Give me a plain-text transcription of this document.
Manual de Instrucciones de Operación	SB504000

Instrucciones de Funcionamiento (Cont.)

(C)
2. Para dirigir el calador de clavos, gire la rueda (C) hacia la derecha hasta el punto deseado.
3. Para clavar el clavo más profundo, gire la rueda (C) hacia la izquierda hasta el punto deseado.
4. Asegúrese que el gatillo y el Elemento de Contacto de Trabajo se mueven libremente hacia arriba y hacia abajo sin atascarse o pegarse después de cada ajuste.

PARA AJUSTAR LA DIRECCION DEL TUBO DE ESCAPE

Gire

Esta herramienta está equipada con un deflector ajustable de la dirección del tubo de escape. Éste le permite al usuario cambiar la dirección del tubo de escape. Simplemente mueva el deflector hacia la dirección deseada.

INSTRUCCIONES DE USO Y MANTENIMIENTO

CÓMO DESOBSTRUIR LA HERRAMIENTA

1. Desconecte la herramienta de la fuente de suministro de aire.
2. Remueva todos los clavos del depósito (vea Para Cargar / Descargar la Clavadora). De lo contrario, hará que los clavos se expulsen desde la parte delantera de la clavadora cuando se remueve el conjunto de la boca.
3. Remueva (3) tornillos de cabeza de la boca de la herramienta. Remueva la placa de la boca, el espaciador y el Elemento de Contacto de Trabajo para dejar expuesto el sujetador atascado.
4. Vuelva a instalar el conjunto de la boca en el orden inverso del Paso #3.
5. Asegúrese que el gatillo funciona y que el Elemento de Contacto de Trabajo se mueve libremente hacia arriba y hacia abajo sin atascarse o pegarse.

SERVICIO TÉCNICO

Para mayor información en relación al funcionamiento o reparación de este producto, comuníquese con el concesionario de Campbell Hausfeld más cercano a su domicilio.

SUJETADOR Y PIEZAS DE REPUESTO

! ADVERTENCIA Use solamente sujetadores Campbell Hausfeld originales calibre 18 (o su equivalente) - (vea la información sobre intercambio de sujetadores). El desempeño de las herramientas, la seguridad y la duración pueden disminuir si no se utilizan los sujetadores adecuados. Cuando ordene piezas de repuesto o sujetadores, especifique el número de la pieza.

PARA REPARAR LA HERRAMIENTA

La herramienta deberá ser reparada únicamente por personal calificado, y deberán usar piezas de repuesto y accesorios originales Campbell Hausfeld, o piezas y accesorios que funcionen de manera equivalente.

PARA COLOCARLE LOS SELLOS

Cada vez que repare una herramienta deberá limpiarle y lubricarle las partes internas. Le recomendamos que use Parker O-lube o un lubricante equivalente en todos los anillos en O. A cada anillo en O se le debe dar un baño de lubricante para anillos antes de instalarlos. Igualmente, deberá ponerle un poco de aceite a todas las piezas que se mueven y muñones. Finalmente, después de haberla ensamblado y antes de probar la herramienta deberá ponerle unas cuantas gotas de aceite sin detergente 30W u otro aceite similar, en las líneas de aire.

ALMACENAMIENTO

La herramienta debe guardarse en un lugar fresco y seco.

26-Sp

---

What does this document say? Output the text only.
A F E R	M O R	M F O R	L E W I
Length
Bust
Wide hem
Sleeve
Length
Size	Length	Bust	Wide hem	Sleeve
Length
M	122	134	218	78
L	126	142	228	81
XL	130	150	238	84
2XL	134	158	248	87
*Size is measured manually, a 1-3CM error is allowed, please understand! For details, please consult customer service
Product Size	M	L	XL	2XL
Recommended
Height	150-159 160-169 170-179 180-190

■ WHAT THE EXERCISE ASKS ■
Show the lines from the data above that contain the string "text".

■ TASK RESULT ■
Give me a plain-text transcription of this document.
What does this document say? Output the text only.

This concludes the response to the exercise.